Directions :: Please quote every line word for word.

[Dataset entries on figures]

— begin —

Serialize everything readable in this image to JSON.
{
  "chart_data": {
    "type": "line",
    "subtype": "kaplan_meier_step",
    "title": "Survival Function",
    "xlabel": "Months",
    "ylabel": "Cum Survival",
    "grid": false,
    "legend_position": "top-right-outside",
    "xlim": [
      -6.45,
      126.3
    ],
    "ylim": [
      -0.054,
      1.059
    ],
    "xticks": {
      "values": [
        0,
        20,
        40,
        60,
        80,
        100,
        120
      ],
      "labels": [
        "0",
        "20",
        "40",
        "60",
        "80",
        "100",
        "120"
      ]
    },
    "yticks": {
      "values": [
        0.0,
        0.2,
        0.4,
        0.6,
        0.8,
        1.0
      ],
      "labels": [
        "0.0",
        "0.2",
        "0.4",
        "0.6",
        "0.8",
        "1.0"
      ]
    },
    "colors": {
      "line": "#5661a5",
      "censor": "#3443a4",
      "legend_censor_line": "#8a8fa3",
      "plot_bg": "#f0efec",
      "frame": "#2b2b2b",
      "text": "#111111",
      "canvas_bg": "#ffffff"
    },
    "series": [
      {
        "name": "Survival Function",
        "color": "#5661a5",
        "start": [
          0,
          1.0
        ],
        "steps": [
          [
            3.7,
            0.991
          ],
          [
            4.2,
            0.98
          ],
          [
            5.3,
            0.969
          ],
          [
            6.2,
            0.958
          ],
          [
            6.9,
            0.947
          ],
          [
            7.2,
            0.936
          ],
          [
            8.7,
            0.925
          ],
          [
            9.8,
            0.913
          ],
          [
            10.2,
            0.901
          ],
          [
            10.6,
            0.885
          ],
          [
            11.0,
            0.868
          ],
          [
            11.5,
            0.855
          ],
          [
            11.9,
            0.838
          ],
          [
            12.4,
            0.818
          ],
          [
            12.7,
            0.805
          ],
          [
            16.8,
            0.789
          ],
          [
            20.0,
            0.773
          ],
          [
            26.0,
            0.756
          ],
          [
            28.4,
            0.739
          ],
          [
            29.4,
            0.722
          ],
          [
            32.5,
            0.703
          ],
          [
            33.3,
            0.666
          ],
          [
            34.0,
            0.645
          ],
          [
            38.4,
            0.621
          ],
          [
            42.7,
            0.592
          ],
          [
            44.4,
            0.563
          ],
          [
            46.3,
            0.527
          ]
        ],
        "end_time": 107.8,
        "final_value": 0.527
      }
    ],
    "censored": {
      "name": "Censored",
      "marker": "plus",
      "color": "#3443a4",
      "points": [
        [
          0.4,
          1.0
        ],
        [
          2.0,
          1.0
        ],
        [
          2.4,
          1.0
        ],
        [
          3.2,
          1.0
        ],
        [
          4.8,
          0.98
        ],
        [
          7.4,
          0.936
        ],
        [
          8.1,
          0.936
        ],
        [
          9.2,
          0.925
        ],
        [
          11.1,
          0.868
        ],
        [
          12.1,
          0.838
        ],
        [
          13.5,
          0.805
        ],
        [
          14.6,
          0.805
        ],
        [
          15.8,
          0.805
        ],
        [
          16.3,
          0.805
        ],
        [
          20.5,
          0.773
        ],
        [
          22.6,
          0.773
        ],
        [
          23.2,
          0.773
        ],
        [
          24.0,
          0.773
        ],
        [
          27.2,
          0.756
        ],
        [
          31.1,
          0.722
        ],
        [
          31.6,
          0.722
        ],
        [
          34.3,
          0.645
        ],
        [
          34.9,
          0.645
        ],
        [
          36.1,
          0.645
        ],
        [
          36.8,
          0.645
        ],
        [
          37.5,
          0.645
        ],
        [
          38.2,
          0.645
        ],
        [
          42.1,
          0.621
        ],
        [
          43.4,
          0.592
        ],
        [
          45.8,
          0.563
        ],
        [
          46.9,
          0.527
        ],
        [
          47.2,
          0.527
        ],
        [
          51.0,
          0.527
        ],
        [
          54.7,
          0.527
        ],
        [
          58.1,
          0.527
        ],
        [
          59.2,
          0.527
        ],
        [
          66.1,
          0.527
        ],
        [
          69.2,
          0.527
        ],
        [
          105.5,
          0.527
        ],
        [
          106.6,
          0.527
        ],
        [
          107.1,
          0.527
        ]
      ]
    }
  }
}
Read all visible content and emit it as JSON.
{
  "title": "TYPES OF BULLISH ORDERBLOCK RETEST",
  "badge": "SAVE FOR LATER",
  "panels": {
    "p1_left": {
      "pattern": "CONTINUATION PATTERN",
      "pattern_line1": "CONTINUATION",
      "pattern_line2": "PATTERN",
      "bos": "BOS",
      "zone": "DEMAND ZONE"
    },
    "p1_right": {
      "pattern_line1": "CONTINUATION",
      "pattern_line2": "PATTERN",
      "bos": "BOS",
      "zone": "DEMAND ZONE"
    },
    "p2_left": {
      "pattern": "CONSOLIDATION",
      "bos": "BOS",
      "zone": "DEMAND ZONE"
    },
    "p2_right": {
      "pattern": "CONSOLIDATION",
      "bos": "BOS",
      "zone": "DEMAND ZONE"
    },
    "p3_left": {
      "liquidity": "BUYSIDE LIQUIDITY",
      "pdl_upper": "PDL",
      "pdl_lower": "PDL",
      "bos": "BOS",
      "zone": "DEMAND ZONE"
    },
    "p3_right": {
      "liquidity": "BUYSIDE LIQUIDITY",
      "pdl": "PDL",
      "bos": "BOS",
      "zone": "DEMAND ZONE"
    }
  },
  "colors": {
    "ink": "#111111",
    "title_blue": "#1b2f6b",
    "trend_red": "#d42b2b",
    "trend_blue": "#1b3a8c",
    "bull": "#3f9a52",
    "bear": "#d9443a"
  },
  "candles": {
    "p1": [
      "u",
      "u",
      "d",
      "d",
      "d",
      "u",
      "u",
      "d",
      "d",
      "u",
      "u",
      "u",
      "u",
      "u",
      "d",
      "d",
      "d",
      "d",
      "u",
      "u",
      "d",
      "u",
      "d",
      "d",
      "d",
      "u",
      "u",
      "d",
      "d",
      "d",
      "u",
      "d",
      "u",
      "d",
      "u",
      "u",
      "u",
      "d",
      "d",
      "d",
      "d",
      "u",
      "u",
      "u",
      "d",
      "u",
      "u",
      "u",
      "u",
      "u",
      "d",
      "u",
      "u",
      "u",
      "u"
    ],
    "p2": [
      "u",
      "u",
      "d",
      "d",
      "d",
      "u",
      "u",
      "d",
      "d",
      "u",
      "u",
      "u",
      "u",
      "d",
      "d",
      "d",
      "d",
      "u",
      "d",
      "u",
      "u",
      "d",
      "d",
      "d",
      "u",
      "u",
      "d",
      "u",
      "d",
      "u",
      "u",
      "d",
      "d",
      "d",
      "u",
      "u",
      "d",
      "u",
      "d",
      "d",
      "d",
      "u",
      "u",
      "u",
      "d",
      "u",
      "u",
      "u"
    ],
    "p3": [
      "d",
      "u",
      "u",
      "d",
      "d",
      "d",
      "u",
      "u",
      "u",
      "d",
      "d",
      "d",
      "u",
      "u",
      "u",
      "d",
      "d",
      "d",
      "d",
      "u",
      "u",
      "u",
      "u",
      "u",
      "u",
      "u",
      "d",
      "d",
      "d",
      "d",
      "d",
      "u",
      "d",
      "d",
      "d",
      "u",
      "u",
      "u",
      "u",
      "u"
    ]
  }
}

— end —

Answer to the task ::
Serialize everything readable in this image to JSON.
{
  "chart_data": {
    "type": "line",
    "subtype": "kaplan_meier_step",
    "title": "Survival Function",
    "xlabel": "Months",
    "ylabel": "Cum Survival",
    "grid": false,
    "legend_position": "top-right-outside",
    "xlim": [
      -6.45,
      126.3
    ],
    "ylim": [
      -0.054,
      1.059
    ],
    "xticks": {
      "values": [
        0,
        20,
        40,
        60,
        80,
        100,
        120
      ],
      "labels": [
        "0",
        "20",
        "40",
        "60",
        "80",
        "100",
        "120"
      ]
    },
    "yticks": {
      "values": [
        0.0,
        0.2,
        0.4,
        0.6,
        0.8,
        1.0
      ],
      "labels": [
        "0.0",
        "0.2",
        "0.4",
        "0.6",
        "0.8",
        "1.0"
      ]
    },
    "colors": {
      "line": "#5661a5",
      "censor": "#3443a4",
      "legend_censor_line": "#8a8fa3",
      "plot_bg": "#f0efec",
      "frame": "#2b2b2b",
      "text": "#111111",
      "canvas_bg": "#ffffff"
    },
    "series": [
      {
        "name": "Survival Function",
        "color": "#5661a5",
        "start": [
          0,
          1.0
        ],
        "steps": [
          [
            3.7,
            0.991
          ],
          [
            4.2,
            0.98
          ],
          [
            5.3,
            0.969
          ],
          [
            6.2,
            0.958
          ],
          [
            6.9,
            0.947
          ],
          [
            7.2,
            0.936
          ],
          [
            8.7,
            0.925
          ],
          [
            9.8,
            0.913
          ],
          [
            10.2,
            0.901
          ],
          [
            10.6,
            0.885
          ],
          [
            11.0,
            0.868
          ],
          [
            11.5,
            0.855
          ],
          [
            11.9,
            0.838
          ],
          [
            12.4,
            0.818
          ],
          [
            12.7,
            0.805
          ],
          [
            16.8,
            0.789
          ],
          [
            20.0,
            0.773
          ],
          [
            26.0,
            0.756
          ],
          [
            28.4,
            0.739
          ],
          [
            29.4,
            0.722
          ],
          [
            32.5,
            0.703
          ],
          [
            33.3,
            0.666
          ],
          [
            34.0,
            0.645
          ],
          [
            38.4,
            0.621
          ],
          [
            42.7,
            0.592
          ],
          [
            44.4,
            0.563
          ],
          [
            46.3,
            0.527
          ]
        ],
        "end_time": 107.8,
        "final_value": 0.527
      }
    ],
    "censored": {
      "name": "Censored",
      "marker": "plus",
      "color": "#3443a4",
      "points": [
        [
          0.4,
          1.0
        ],
        [
          2.0,
          1.0
        ],
        [
          2.4,
          1.0
        ],
        [
          3.2,
          1.0
        ],
        [
          4.8,
          0.98
        ],
        [
          7.4,
          0.936
        ],
        [
          8.1,
          0.936
        ],
        [
          9.2,
          0.925
        ],
        [
          11.1,
          0.868
        ],
        [
          12.1,
          0.838
        ],
        [
          13.5,
          0.805
        ],
        [
          14.6,
          0.805
        ],
        [
          15.8,
          0.805
        ],
        [
          16.3,
          0.805
        ],
        [
          20.5,
          0.773
        ],
        [
          22.6,
          0.773
        ],
        [
          23.2,
          0.773
        ],
        [
          24.0,
          0.773
        ],
        [
          27.2,
          0.756
        ],
        [
          31.1,
          0.722
        ],
        [
          31.6,
          0.722
        ],
        [
          34.3,
          0.645
        ],
        [
          34.9,
          0.645
        ],
        [
          36.1,
          0.645
        ],
        [
          36.8,
          0.645
        ],
        [
          37.5,
          0.645
        ],
        [
          38.2,
          0.645
        ],
        [
          42.1,
          0.621
        ],
        [
          43.4,
          0.592
        ],
        [
          45.8,
          0.563
        ],
        [
          46.9,
          0.527
        ],
        [
          47.2,
          0.527
        ],
        [
          51.0,
          0.527
        ],
        [
          54.7,
          0.527
        ],
        [
          58.1,
          0.527
        ],
        [
          59.2,
          0.527
        ],
        [
          66.1,
          0.527
        ],
        [
          69.2,
          0.527
        ],
        [
          105.5,
          0.527
        ],
        [
          106.6,
          0.527
        ],
        [
          107.1,
          0.527
        ]
      ]
    }
  }
}
Read all visible content and emit it as JSON.
{
  "title": "TYPES OF BULLISH ORDERBLOCK RETEST",
  "badge": "SAVE FOR LATER",
  "panels": {
    "p1_left": {
      "pattern": "CONTINUATION PATTERN",
      "pattern_line1": "CONTINUATION",
      "pattern_line2": "PATTERN",
      "bos": "BOS",
      "zone": "DEMAND ZONE"
    },
    "p1_right": {
      "pattern_line1": "CONTINUATION",
      "pattern_line2": "PATTERN",
      "bos": "BOS",
      "zone": "DEMAND ZONE"
    },
    "p2_left": {
      "pattern": "CONSOLIDATION",
      "bos": "BOS",
      "zone": "DEMAND ZONE"
    },
    "p2_right": {
      "pattern": "CONSOLIDATION",
      "bos": "BOS",
      "zone": "DEMAND ZONE"
    },
    "p3_left": {
      "liquidity": "BUYSIDE LIQUIDITY",
      "pdl_upper": "PDL",
      "pdl_lower": "PDL",
      "bos": "BOS",
      "zone": "DEMAND ZONE"
    },
    "p3_right": {
      "liquidity": "BUYSIDE LIQUIDITY",
      "pdl": "PDL",
      "bos": "BOS",
      "zone": "DEMAND ZONE"
    }
  },
  "colors": {
    "ink": "#111111",
    "title_blue": "#1b2f6b",
    "trend_red": "#d42b2b",
    "trend_blue": "#1b3a8c",
    "bull": "#3f9a52",
    "bear": "#d9443a"
  },
  "candles": {
    "p1": [
      "u",
      "u",
      "d",
      "d",
      "d",
      "u",
      "u",
      "d",
      "d",
      "u",
      "u",
      "u",
      "u",
      "u",
      "d",
      "d",
      "d",
      "d",
      "u",
      "u",
      "d",
      "u",
      "d",
      "d",
      "d",
      "u",
      "u",
      "d",
      "d",
      "d",
      "u",
      "d",
      "u",
      "d",
      "u",
      "u",
      "u",
      "d",
      "d",
      "d",
      "d",
      "u",
      "u",
      "u",
      "d",
      "u",
      "u",
      "u",
      "u",
      "u",
      "d",
      "u",
      "u",
      "u",
      "u"
    ],
    "p2": [
      "u",
      "u",
      "d",
      "d",
      "d",
      "u",
      "u",
      "d",
      "d",
      "u",
      "u",
      "u",
      "u",
      "d",
      "d",
      "d",
      "d",
      "u",
      "d",
      "u",
      "u",
      "d",
      "d",
      "d",
      "u",
      "u",
      "d",
      "u",
      "d",
      "u",
      "u",
      "d",
      "d",
      "d",
      "u",
      "u",
      "d",
      "u",
      "d",
      "d",
      "d",
      "u",
      "u",
      "u",
      "d",
      "u",
      "u",
      "u"
    ],
    "p3": [
      "d",
      "u",
      "u",
      "d",
      "d",
      "d",
      "u",
      "u",
      "u",
      "d",
      "d",
      "d",
      "u",
      "u",
      "u",
      "d",
      "d",
      "d",
      "d",
      "u",
      "u",
      "u",
      "u",
      "u",
      "u",
      "u",
      "d",
      "d",
      "d",
      "d",
      "d",
      "u",
      "d",
      "d",
      "d",
      "u",
      "u",
      "u",
      "u",
      "u"
    ]
  }
}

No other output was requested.